_Given problem_
Omit all pictures, then retype the data exactly as given.

_Excerpted records_
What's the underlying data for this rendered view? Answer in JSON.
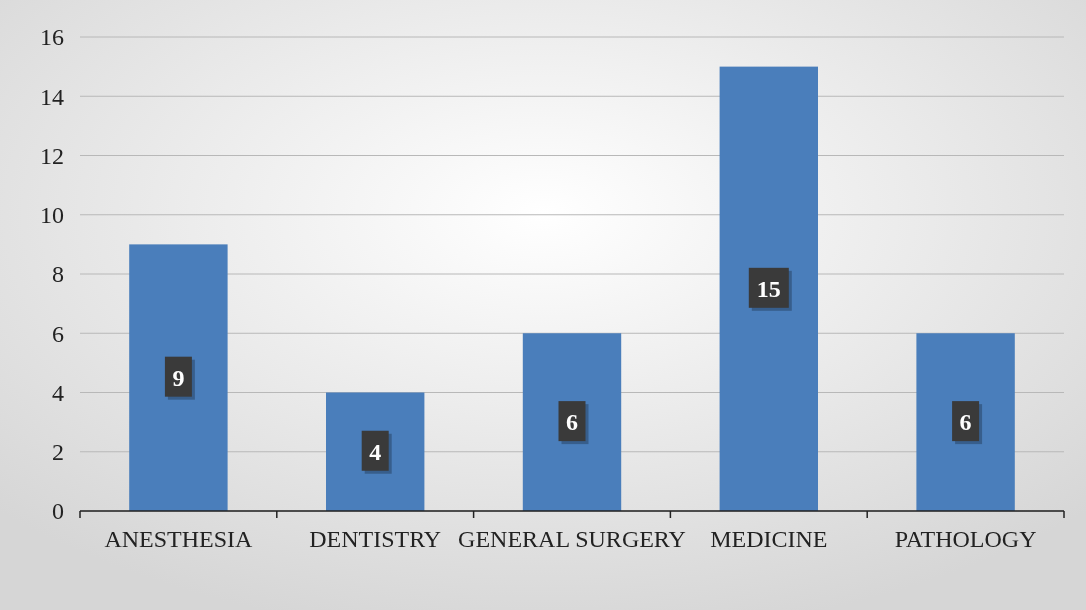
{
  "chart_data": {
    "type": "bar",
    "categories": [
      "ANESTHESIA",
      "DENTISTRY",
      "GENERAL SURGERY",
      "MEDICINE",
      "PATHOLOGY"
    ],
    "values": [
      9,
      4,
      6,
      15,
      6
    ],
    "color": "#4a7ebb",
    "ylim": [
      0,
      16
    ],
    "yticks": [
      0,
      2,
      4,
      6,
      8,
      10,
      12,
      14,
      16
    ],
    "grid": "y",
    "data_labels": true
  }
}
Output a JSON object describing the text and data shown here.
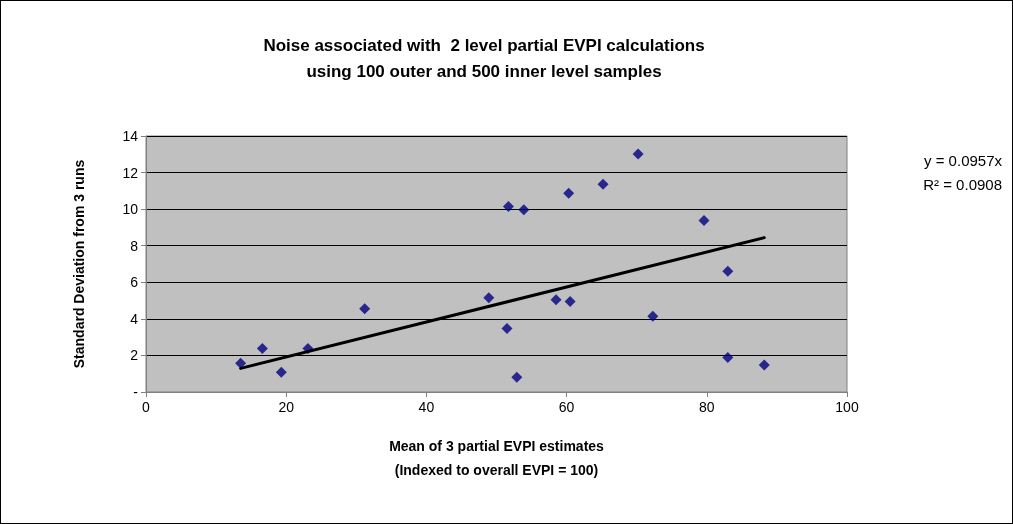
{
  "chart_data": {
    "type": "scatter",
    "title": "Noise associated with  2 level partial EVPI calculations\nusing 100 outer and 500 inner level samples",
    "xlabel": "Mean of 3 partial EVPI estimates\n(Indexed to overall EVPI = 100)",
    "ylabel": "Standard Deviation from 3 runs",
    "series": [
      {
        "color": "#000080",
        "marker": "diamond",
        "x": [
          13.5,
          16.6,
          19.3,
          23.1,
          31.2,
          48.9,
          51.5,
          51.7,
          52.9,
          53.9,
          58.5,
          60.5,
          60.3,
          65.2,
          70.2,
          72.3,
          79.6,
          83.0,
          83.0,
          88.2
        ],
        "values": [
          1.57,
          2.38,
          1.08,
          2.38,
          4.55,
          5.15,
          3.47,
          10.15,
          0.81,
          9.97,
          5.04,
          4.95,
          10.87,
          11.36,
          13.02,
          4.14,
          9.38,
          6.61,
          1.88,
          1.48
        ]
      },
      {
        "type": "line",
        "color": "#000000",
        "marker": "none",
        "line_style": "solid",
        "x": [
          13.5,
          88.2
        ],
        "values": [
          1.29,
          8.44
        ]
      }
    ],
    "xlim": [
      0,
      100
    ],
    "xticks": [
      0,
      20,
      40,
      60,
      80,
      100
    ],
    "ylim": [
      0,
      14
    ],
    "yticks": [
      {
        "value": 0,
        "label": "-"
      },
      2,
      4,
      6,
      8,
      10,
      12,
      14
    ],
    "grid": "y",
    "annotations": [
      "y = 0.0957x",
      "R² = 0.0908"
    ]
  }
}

_Full solution_
What's the underlying data for this rendered view? Answer in JSON.
{
  "chart_data": {
    "type": "bar",
    "categories": [
      "ANESTHESIA",
      "DENTISTRY",
      "GENERAL SURGERY",
      "MEDICINE",
      "PATHOLOGY"
    ],
    "values": [
      9,
      4,
      6,
      15,
      6
    ],
    "color": "#4a7ebb",
    "ylim": [
      0,
      16
    ],
    "yticks": [
      0,
      2,
      4,
      6,
      8,
      10,
      12,
      14,
      16
    ],
    "grid": "y",
    "data_labels": true
  }
}
Output a JSON object describing the text and data shown here.
{
  "chart_data": {
    "type": "scatter",
    "title": "Noise associated with  2 level partial EVPI calculations\nusing 100 outer and 500 inner level samples",
    "xlabel": "Mean of 3 partial EVPI estimates\n(Indexed to overall EVPI = 100)",
    "ylabel": "Standard Deviation from 3 runs",
    "series": [
      {
        "color": "#000080",
        "marker": "diamond",
        "x": [
          13.5,
          16.6,
          19.3,
          23.1,
          31.2,
          48.9,
          51.5,
          51.7,
          52.9,
          53.9,
          58.5,
          60.5,
          60.3,
          65.2,
          70.2,
          72.3,
          79.6,
          83.0,
          83.0,
          88.2
        ],
        "values": [
          1.57,
          2.38,
          1.08,
          2.38,
          4.55,
          5.15,
          3.47,
          10.15,
          0.81,
          9.97,
          5.04,
          4.95,
          10.87,
          11.36,
          13.02,
          4.14,
          9.38,
          6.61,
          1.88,
          1.48
        ]
      },
      {
        "type": "line",
        "color": "#000000",
        "marker": "none",
        "line_style": "solid",
        "x": [
          13.5,
          88.2
        ],
        "values": [
          1.29,
          8.44
        ]
      }
    ],
    "xlim": [
      0,
      100
    ],
    "xticks": [
      0,
      20,
      40,
      60,
      80,
      100
    ],
    "ylim": [
      0,
      14
    ],
    "yticks": [
      {
        "value": 0,
        "label": "-"
      },
      2,
      4,
      6,
      8,
      10,
      12,
      14
    ],
    "grid": "y",
    "annotations": [
      "y = 0.0957x",
      "R² = 0.0908"
    ]
  }
}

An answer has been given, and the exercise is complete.